BEGIN SELECTED TEXT

Irvin Reyna

Personal information
- Full name: Irvin Josué Reyna Zavala
- Date of birth: 7 June 1987 (age 38)
- Place of birth: Tela, Honduras
- Height: 1.78 m (5 ft 10 in)
- Position(s): Midfielder

Team information
- Current team: Honduras Progreso

Senior career*
- Years: Team / Apps / (Gls)
- 2007–2010: Olimpia / 25 / (0)
- 2010–2011: Necaxa
- 2012–2013: Olimpia
- 2014–2017: Motagua / 119 / (3)
- 2018: Honduras Progreso / 0 / (0)
- 2018–: Real De Minas / 0 / (0)

International career^{‡}
- 2006: Honduras U-20 / 2 / (0)
- 2008: Honduras U-23 / 3 / (0)
- 2010: Honduras / 1 / (0)

Medal record
Honduras
| First place | CONCACAF Pre-Olympic Tournament | 2008 |

= Irvin Reyna =

Honduran footballer (born 1987)

END SELECTED TEXT
BEGIN RECORD SET

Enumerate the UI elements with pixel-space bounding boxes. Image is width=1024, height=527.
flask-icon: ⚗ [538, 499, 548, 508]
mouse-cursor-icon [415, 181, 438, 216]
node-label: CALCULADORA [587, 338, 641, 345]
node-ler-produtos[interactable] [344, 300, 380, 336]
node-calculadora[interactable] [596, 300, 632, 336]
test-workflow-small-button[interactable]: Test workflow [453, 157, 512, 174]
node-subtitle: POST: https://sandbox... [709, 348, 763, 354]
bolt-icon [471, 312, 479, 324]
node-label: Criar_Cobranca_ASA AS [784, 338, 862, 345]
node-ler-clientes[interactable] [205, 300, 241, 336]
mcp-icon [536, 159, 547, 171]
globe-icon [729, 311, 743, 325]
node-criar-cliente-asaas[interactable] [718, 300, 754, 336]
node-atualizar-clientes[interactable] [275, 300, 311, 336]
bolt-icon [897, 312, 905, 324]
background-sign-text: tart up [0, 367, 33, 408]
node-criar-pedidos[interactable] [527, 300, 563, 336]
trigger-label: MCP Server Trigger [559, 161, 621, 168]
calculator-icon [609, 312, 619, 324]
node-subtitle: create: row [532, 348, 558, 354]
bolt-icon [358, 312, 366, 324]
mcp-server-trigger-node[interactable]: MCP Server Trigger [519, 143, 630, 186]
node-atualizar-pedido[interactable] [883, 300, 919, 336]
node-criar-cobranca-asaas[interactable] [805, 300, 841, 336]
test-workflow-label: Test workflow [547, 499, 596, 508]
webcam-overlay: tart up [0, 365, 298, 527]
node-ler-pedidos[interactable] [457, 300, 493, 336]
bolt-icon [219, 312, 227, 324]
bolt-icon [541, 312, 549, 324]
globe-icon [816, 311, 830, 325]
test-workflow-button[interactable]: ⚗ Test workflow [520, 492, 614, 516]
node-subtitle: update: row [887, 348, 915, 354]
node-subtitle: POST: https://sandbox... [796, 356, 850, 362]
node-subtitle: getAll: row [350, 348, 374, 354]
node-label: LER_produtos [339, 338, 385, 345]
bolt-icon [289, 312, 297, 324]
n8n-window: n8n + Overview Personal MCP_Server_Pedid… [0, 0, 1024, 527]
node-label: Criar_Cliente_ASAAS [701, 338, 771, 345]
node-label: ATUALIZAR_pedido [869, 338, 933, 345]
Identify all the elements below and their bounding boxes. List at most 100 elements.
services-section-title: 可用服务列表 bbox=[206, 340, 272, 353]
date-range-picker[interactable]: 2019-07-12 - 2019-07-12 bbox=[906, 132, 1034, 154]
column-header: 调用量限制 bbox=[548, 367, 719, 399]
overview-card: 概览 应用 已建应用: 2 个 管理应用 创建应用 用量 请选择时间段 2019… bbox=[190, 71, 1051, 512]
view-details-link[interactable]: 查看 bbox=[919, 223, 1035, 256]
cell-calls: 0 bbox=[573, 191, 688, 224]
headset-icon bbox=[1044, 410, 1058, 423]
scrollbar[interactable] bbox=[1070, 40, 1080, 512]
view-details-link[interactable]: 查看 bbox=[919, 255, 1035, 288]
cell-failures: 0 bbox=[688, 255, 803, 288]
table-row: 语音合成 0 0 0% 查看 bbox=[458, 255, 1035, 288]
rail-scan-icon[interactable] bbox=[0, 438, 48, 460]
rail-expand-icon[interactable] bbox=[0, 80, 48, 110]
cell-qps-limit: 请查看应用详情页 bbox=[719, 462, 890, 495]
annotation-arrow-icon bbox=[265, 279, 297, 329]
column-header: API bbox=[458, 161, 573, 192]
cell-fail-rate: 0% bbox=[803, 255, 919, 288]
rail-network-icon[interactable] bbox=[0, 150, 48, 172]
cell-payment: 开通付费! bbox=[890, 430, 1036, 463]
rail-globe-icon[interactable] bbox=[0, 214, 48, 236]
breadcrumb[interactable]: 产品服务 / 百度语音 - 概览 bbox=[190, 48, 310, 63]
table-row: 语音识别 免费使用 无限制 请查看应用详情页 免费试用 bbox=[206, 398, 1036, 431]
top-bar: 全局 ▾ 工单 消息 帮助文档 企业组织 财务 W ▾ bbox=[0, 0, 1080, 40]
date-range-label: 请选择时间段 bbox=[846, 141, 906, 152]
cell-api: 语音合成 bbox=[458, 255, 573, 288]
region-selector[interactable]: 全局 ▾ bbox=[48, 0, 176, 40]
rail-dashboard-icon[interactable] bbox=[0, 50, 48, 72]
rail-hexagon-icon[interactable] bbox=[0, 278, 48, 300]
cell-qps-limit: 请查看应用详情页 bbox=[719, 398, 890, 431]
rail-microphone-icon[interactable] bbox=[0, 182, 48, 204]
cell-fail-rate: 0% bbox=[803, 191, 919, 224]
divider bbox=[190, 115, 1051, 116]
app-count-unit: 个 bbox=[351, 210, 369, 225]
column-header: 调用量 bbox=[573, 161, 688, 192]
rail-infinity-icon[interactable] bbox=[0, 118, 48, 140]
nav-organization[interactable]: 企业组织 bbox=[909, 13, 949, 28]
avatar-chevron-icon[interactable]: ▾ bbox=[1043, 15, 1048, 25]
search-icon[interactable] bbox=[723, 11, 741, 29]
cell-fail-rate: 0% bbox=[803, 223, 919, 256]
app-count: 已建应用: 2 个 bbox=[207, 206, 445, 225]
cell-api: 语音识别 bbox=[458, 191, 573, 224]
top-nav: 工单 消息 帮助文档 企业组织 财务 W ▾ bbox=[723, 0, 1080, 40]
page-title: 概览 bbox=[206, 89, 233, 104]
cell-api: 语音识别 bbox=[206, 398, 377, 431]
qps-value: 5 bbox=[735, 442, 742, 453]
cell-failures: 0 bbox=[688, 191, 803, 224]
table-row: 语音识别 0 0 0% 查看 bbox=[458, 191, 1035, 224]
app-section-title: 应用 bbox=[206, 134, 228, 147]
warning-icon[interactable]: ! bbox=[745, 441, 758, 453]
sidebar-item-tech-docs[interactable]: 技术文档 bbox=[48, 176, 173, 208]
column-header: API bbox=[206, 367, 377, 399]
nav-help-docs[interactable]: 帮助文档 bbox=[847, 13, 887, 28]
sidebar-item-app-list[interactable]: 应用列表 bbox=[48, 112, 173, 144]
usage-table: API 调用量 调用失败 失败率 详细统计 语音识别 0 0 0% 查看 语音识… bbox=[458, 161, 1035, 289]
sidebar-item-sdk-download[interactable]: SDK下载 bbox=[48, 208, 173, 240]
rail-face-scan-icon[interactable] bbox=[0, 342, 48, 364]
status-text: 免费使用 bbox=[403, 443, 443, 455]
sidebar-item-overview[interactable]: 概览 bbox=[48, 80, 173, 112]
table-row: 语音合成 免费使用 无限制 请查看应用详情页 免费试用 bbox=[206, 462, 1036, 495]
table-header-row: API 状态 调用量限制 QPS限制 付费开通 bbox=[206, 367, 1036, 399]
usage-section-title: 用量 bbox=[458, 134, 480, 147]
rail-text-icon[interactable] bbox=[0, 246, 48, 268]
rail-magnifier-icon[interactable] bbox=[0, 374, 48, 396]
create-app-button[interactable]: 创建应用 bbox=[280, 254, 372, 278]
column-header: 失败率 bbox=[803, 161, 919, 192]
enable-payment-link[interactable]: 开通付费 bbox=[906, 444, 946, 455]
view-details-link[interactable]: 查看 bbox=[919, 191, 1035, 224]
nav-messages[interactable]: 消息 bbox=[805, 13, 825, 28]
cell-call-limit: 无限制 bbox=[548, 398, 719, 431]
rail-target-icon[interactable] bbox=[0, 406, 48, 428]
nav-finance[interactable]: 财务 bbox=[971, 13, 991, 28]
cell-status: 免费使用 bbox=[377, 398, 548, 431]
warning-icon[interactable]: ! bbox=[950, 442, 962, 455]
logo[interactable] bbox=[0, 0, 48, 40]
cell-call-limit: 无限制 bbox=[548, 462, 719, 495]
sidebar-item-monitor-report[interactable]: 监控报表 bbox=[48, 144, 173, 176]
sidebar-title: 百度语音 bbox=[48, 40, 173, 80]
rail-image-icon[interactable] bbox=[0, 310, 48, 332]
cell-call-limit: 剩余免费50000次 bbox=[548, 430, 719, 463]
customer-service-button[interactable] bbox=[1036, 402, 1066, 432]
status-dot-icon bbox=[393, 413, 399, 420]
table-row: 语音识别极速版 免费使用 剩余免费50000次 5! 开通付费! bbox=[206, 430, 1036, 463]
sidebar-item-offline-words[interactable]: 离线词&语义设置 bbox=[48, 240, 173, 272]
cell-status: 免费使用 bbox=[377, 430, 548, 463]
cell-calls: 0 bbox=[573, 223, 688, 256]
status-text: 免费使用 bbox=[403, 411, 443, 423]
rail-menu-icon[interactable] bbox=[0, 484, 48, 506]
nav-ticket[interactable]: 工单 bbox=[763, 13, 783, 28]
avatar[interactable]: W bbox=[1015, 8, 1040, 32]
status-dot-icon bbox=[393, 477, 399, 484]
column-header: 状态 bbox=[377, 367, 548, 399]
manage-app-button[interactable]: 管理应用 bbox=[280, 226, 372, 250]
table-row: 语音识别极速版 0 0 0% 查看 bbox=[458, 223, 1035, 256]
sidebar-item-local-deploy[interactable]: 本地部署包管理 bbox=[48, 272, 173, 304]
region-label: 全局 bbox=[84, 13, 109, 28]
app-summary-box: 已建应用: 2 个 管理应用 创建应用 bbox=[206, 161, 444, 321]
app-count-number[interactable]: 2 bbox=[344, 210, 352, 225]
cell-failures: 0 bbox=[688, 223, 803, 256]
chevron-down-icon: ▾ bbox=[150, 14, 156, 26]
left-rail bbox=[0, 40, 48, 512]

END RECORD SET

**PARTS OF THE EXERCISE**
#1 According to the Irvin Reyna profile, what is his place of birth?
#2 Repeat the part of the Irvin Reyna profile starting with "- Position(s): Midfielder" and going on through "Progreso / 0 / (0)".
#3 Finish out the next part of the Irvin Reyna profile, picking up after its final sentence.

**TASK ANSWERS**
#1 Tela, Honduras

#2
- Position(s): Midfielder

Team information
- Current team: Honduras Progreso

Senior career*
- Years: Team / Apps / (Gls)
- 2007–2010: Olimpia / 25 / (0)
- 2010–2011: Necaxa
- 2012–2013: Olimpia
- 2014–2017: Motagua / 119 / (3)
- 2018: Honduras Progreso / 0 / (0)

#3
Irvin Josué Reyna Zavala (born 7 June 1987) is a Honduran football player, who currently plays for C.D. Real De Minas in the Honduran Liga Nacional.

==Club career==
Reyna started his career at Club Deportivo Olimpia but joined C.D. Necaxa for the 2010 Apertura championship.

He then returned to Olimpia for the 2012 Clausura championship.

==International career==
Reyna was part of the U-23 Honduras national football team that won the 2008 CONCACAF Men's Pre-Olympic Tournament and qualified to the 2008 Summer Olympics. He made his senior debut for Honduras in a September 2010 friendly match against El Salvador which has proved to be his only cap still as of May 2013.